Start of Entries provided

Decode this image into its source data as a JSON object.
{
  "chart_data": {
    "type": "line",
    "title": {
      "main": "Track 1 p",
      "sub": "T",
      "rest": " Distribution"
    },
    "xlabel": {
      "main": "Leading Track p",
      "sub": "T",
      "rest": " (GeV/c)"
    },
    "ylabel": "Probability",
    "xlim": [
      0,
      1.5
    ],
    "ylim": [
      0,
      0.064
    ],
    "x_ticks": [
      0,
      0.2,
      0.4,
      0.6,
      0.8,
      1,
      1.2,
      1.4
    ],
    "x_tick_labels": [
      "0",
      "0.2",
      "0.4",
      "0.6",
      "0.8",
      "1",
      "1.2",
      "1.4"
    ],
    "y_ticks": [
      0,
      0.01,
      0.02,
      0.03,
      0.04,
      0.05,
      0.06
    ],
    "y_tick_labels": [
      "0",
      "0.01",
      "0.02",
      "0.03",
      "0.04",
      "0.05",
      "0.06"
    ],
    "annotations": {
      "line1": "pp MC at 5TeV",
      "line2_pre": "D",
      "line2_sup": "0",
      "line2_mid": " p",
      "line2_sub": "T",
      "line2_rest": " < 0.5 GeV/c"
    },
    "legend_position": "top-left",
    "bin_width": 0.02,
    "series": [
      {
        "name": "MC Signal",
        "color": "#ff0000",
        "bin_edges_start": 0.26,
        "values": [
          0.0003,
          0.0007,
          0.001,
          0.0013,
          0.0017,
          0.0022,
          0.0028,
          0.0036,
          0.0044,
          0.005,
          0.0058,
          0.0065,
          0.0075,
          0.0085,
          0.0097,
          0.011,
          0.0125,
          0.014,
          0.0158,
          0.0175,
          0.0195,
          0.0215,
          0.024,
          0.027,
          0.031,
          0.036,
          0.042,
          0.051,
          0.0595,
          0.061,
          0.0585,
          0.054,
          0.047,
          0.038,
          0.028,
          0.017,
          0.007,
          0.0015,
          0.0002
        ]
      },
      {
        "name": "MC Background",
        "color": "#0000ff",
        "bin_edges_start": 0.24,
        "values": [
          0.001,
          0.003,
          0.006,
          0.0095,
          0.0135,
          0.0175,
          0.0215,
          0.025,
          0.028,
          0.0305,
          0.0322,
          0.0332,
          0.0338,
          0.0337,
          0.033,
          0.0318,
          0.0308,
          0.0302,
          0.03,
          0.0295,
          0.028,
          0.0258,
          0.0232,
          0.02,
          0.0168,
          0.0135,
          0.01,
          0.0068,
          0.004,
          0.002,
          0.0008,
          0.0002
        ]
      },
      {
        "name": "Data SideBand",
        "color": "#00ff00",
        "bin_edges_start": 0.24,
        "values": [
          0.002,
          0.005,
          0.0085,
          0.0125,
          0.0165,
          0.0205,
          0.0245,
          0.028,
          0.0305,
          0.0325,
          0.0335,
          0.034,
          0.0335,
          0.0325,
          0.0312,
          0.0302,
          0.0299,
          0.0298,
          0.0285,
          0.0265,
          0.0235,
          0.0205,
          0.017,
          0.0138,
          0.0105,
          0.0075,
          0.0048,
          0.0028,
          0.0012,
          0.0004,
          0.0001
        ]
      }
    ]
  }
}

End of Entries provided

Work to complete: Extract the entries above verbatim.

Exercise solution:
Decode this image into its source data as a JSON object.
{
  "chart_data": {
    "type": "line",
    "title": {
      "main": "Track 1 p",
      "sub": "T",
      "rest": " Distribution"
    },
    "xlabel": {
      "main": "Leading Track p",
      "sub": "T",
      "rest": " (GeV/c)"
    },
    "ylabel": "Probability",
    "xlim": [
      0,
      1.5
    ],
    "ylim": [
      0,
      0.064
    ],
    "x_ticks": [
      0,
      0.2,
      0.4,
      0.6,
      0.8,
      1,
      1.2,
      1.4
    ],
    "x_tick_labels": [
      "0",
      "0.2",
      "0.4",
      "0.6",
      "0.8",
      "1",
      "1.2",
      "1.4"
    ],
    "y_ticks": [
      0,
      0.01,
      0.02,
      0.03,
      0.04,
      0.05,
      0.06
    ],
    "y_tick_labels": [
      "0",
      "0.01",
      "0.02",
      "0.03",
      "0.04",
      "0.05",
      "0.06"
    ],
    "annotations": {
      "line1": "pp MC at 5TeV",
      "line2_pre": "D",
      "line2_sup": "0",
      "line2_mid": " p",
      "line2_sub": "T",
      "line2_rest": " < 0.5 GeV/c"
    },
    "legend_position": "top-left",
    "bin_width": 0.02,
    "series": [
      {
        "name": "MC Signal",
        "color": "#ff0000",
        "bin_edges_start": 0.26,
        "values": [
          0.0003,
          0.0007,
          0.001,
          0.0013,
          0.0017,
          0.0022,
          0.0028,
          0.0036,
          0.0044,
          0.005,
          0.0058,
          0.0065,
          0.0075,
          0.0085,
          0.0097,
          0.011,
          0.0125,
          0.014,
          0.0158,
          0.0175,
          0.0195,
          0.0215,
          0.024,
          0.027,
          0.031,
          0.036,
          0.042,
          0.051,
          0.0595,
          0.061,
          0.0585,
          0.054,
          0.047,
          0.038,
          0.028,
          0.017,
          0.007,
          0.0015,
          0.0002
        ]
      },
      {
        "name": "MC Background",
        "color": "#0000ff",
        "bin_edges_start": 0.24,
        "values": [
          0.001,
          0.003,
          0.006,
          0.0095,
          0.0135,
          0.0175,
          0.0215,
          0.025,
          0.028,
          0.0305,
          0.0322,
          0.0332,
          0.0338,
          0.0337,
          0.033,
          0.0318,
          0.0308,
          0.0302,
          0.03,
          0.0295,
          0.028,
          0.0258,
          0.0232,
          0.02,
          0.0168,
          0.0135,
          0.01,
          0.0068,
          0.004,
          0.002,
          0.0008,
          0.0002
        ]
      },
      {
        "name": "Data SideBand",
        "color": "#00ff00",
        "bin_edges_start": 0.24,
        "values": [
          0.002,
          0.005,
          0.0085,
          0.0125,
          0.0165,
          0.0205,
          0.0245,
          0.028,
          0.0305,
          0.0325,
          0.0335,
          0.034,
          0.0335,
          0.0325,
          0.0312,
          0.0302,
          0.0299,
          0.0298,
          0.0285,
          0.0265,
          0.0235,
          0.0205,
          0.017,
          0.0138,
          0.0105,
          0.0075,
          0.0048,
          0.0028,
          0.0012,
          0.0004,
          0.0001
        ]
      }
    ]
  }
}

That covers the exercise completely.